• SELECTED TEXT:
________________________
- IOC code: ALG
- NOC: Algerian Olympic Committee
- Website: www.coa.dz

in Tokyo, Japan July 23, 2021 – August 8, 2021
- Competitors: 41 (28 men and 13 women) in 14 sports
- Flag bearers (opening): Mohamed Flissi Amel Melih
- Flag bearer (closing): Imane Khelif
- Medals: Gold 0 Silver 0 Bronze 0 Total 0

Summer Olympics appearances (overview)
- 1964; 1968; 1972; 1976; 1980; 1984; 1988; 1992; 1996; 2000; 2004; 2008; 2012; 2016; 2020; 2024;

Other related appearances
- France (1896–1960)

= Algeria at the 2020 Summer Olympics =

Algeria competed at the 2020 Summer Olympics in Tokyo. Originally scheduled to take place in the summer of 2020, the Games were postponed to 23 July to 8 August 2021, because of the COVID-19 pandemic. Since the nation's debut in 1964, Algerian athletes have appeared in every edition of the Summer Olympic Games, with the exception of the 1976 Summer Olympics in Montreal because of the African boycott. Unlike Algeria's previous successes in the Summer Olympics, they failed to secure a single medal.

==Competitors==
The following is the list of number of competitors in the Games.
________________________
• RECORDS SUPPLIED:
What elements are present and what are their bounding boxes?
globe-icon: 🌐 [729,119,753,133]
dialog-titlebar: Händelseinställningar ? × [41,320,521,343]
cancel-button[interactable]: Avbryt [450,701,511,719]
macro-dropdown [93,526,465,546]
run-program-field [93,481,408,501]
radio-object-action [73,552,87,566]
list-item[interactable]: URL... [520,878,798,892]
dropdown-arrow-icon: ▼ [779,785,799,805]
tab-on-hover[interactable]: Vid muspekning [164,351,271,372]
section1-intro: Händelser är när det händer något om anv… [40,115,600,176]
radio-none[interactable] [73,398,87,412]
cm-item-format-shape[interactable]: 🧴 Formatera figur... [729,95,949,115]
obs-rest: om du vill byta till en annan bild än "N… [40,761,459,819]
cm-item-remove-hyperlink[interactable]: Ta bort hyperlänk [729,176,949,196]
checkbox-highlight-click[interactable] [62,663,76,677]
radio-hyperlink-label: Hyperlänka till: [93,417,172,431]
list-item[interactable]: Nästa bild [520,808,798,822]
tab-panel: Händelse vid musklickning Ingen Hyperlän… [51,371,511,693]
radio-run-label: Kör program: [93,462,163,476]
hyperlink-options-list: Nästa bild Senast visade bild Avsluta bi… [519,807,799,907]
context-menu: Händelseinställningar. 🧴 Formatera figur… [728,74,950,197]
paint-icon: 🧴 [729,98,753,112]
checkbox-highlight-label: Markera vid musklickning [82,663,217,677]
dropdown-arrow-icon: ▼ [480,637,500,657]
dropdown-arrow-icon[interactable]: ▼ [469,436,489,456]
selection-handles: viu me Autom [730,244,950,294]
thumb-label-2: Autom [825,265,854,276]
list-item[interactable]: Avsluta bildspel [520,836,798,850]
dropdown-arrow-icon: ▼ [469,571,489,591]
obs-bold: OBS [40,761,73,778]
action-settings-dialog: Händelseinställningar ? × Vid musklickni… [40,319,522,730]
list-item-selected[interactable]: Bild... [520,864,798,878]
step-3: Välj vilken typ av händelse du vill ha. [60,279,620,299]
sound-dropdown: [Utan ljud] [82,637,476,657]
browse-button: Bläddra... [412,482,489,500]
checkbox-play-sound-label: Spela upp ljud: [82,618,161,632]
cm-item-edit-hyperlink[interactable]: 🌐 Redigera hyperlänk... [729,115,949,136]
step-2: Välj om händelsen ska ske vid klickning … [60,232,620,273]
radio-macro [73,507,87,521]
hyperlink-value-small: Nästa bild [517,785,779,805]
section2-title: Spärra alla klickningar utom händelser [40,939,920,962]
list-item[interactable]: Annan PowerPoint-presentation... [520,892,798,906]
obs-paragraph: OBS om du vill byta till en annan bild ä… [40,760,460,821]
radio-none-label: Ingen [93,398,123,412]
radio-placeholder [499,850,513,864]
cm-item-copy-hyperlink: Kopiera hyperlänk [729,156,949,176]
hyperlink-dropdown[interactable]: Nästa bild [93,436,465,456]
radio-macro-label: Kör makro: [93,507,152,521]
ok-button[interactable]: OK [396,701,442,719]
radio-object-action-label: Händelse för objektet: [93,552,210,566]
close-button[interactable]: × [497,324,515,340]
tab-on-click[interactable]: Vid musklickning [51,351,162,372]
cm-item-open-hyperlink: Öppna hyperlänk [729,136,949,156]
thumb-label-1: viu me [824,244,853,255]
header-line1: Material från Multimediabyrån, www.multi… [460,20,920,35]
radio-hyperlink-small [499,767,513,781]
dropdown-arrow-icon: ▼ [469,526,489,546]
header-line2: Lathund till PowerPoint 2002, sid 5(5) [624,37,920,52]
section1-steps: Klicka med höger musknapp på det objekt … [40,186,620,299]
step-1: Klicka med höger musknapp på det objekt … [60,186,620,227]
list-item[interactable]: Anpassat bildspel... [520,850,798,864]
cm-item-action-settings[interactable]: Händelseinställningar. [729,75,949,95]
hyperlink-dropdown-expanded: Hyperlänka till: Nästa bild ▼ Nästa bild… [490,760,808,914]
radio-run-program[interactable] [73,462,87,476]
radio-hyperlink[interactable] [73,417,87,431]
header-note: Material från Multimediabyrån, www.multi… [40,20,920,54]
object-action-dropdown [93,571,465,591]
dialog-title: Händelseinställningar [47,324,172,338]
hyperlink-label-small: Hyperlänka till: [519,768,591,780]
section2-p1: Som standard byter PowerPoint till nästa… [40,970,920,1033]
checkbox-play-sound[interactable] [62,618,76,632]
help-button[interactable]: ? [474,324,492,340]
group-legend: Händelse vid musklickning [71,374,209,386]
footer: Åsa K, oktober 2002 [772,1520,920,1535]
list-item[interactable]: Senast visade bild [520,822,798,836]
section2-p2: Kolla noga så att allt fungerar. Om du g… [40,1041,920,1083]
________________________
• WHAT YOU ARE ASKED TO DO: Output the passage of the Algeria Olympics text from "Other related appearances" up to and including "in the Games.", copied word for word. Rely on the Algeria Olympics text alone and not on the rows.

• RESPONSE TO THE EXERCISE:
Other related appearances
- France (1896–1960)

= Algeria at the 2020 Summer Olympics =

Algeria competed at the 2020 Summer Olympics in Tokyo. Originally scheduled to take place in the summer of 2020, the Games were postponed to 23 July to 8 August 2021, because of the COVID-19 pandemic. Since the nation's debut in 1964, Algerian athletes have appeared in every edition of the Summer Olympic Games, with the exception of the 1976 Summer Olympics in Montreal because of the African boycott. Unlike Algeria's previous successes in the Summer Olympics, they failed to secure a single medal.

==Competitors==
The following is the list of number of competitors in the Games.